--- MATERIAL FOR THIS EXERCISE ---
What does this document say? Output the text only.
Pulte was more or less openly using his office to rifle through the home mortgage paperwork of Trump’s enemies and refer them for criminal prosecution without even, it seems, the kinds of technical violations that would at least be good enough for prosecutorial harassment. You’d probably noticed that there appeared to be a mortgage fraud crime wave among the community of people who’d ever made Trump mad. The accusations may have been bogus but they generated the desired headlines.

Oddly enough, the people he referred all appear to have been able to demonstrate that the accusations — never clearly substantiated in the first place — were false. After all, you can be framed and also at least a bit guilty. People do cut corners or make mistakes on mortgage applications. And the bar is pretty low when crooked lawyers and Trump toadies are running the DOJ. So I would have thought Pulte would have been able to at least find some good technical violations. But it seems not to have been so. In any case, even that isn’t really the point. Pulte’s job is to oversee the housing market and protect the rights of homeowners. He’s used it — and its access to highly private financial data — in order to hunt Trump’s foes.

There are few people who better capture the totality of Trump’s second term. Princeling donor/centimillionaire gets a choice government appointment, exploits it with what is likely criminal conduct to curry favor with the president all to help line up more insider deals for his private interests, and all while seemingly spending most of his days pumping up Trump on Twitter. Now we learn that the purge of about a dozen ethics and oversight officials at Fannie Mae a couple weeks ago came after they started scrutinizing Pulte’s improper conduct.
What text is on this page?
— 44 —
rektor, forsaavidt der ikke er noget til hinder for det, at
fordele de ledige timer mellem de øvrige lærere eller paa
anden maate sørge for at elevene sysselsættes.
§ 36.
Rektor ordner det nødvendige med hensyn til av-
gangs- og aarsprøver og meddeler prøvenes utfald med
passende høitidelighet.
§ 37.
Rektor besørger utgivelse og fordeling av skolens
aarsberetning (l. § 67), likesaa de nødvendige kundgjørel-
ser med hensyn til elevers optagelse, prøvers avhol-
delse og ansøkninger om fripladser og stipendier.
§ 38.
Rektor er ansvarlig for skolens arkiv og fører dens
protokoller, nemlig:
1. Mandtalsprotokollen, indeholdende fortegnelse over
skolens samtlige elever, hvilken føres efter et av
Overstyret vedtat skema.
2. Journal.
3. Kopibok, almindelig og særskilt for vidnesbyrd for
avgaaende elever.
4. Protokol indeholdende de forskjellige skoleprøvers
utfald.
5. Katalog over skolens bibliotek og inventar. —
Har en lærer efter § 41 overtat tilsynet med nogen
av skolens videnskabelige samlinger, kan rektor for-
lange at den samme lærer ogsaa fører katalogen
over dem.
---
* **SET TASK**:
Which lines hold the word "text"? Copy every one of them.

* **FINAL ANSWER**:
What does this document say? Output the text only.
What text is on this page?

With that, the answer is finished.